◆ **Tasks**:
1 > Answer these questions from the commentary on the campus rape case.
(a) Which earlier case does the commentary compare this one to?
(b) Which publication called the campus "overwhelmingly blond"?
(c) What name does the commentary give for the person whose claims it calls an excuse to act up?
2 > Transcribe word for word the part of the commentary on the campus rape case starting with "In other words, the" and going on through "always be concocted.".
### Page excerpt
As with the Duke lacrosse case several years ago, the pieces were all in place here: the alleged rapists were rich, Southern white frat boys, a group which checks off all boxes in the Cult-Marx manual of easy vilification of the so-called "privileged." In the wake of one girl's lurid and generally incredible (and, as we now are finding, thoroughly non-credible) account of events concerning said incorrigible racist-sexist-homophobic-Southern-preppy-whitebread ritualistic rapists, on a campus moreover condemned in a breathlessly credulous Rolling Stone article as "overwhelmingly blond" (boo! hiss!), a massive reeducation campaign had been readied, the better to indoctrinate anyone with the temerity to hold out against the mandated ruling ideologies, which after all require supine allegiance at the cost of one's livelihood, reputation, and future. Our rulers are jealous gods, indeed.
In other words, the usual people were up to the usual shit. And they likely aren't going to stop with their shit, even though, as at Duke, it is now clear that the "facts on the ground" aren't in their favor. What really matters, we are now being told, isn't the specifics of this case, but the fact that women do indeed, on occasion, get raped on college campuses (and elsewhere). Therefore, in the minds of the would-be opinion shapers, there is still every reason to press forward with their agenda. The claims of this "Jackie" person were only an excuse to act up, and plenty more excuses can always be concocted.
######
### Listing
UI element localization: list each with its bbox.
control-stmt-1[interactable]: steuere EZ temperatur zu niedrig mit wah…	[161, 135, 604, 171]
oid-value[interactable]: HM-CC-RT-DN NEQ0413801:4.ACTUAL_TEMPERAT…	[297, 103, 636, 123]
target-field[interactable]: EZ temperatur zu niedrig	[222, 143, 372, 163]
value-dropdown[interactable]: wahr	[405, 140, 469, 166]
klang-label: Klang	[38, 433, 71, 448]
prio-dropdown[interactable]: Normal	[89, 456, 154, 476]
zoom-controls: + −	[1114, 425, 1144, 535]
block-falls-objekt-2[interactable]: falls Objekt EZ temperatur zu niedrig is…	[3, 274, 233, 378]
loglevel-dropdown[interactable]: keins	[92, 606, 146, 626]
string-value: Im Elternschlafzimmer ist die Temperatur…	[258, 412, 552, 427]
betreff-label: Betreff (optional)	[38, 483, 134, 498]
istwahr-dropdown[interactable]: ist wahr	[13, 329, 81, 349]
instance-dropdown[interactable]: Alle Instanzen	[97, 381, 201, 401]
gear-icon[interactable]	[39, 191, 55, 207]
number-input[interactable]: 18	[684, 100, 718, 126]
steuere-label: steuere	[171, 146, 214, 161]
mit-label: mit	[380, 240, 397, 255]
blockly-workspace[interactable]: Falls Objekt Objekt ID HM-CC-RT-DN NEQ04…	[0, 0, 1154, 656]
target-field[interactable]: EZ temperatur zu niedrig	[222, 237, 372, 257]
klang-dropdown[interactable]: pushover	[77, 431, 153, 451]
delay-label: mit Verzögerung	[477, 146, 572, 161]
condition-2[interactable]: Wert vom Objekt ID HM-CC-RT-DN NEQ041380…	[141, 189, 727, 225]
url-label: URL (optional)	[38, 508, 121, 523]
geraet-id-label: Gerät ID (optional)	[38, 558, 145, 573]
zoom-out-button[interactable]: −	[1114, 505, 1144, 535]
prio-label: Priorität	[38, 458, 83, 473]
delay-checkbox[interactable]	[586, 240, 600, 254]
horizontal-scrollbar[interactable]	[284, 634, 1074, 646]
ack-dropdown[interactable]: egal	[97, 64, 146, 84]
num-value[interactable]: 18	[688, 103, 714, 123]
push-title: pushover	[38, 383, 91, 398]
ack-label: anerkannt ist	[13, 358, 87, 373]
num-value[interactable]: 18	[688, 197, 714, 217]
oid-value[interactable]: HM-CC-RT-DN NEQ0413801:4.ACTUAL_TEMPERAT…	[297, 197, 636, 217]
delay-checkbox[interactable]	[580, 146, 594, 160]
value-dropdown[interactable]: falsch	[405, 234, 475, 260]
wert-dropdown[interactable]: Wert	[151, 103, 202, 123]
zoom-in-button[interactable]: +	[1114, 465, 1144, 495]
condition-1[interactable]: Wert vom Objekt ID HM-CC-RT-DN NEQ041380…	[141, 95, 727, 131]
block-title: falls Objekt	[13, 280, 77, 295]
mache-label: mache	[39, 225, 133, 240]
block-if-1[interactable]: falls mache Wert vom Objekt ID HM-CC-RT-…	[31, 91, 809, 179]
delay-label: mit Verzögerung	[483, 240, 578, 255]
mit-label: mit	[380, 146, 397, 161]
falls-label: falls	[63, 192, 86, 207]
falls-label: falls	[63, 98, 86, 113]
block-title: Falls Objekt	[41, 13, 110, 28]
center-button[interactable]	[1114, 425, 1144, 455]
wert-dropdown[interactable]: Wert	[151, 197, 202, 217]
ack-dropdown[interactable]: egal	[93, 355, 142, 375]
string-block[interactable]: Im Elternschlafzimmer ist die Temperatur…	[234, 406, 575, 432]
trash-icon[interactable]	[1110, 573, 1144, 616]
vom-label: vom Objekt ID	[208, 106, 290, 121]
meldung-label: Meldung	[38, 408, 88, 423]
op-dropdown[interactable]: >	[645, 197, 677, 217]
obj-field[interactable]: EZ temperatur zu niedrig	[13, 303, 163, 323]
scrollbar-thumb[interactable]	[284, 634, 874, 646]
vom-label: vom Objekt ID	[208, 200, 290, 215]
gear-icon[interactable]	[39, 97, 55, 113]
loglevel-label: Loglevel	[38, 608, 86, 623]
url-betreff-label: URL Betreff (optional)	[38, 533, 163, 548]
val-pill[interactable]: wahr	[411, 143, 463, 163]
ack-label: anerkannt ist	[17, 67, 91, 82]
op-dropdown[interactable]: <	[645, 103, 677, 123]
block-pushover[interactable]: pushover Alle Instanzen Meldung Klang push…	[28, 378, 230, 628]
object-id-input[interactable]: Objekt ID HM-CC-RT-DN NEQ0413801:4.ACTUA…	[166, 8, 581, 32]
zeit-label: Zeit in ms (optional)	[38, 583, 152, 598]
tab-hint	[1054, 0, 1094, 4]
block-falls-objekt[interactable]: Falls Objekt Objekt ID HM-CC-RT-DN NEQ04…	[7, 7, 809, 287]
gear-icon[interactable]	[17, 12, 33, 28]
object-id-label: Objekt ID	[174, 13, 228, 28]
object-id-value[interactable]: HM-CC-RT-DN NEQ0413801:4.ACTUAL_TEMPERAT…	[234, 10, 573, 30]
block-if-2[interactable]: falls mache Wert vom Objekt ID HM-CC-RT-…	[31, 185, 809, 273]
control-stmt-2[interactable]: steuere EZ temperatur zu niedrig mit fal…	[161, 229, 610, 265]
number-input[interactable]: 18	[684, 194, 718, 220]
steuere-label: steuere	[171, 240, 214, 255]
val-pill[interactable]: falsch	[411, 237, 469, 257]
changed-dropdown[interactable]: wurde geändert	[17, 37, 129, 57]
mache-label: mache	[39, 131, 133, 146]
######
◆ **Final results**:
1 >
(a) The Duke lacrosse case.
(b) Rolling Stone.
(c) Jackie.

2 >
In other words, the usual people were up to the usual shit. And they likely aren't going to stop with their shit, even though, as at Duke, it is now clear that the "facts on the ground" aren't in their favor. What really matters, we are now being told, isn't the specifics of this case, but the fact that women do indeed, on occasion, get raped on college campuses (and elsewhere). Therefore, in the minds of the would-be opinion shapers, there is still every reason to press forward with their agenda. The claims of this "Jackie" person were only an excuse to act up, and plenty more excuses can always be concocted.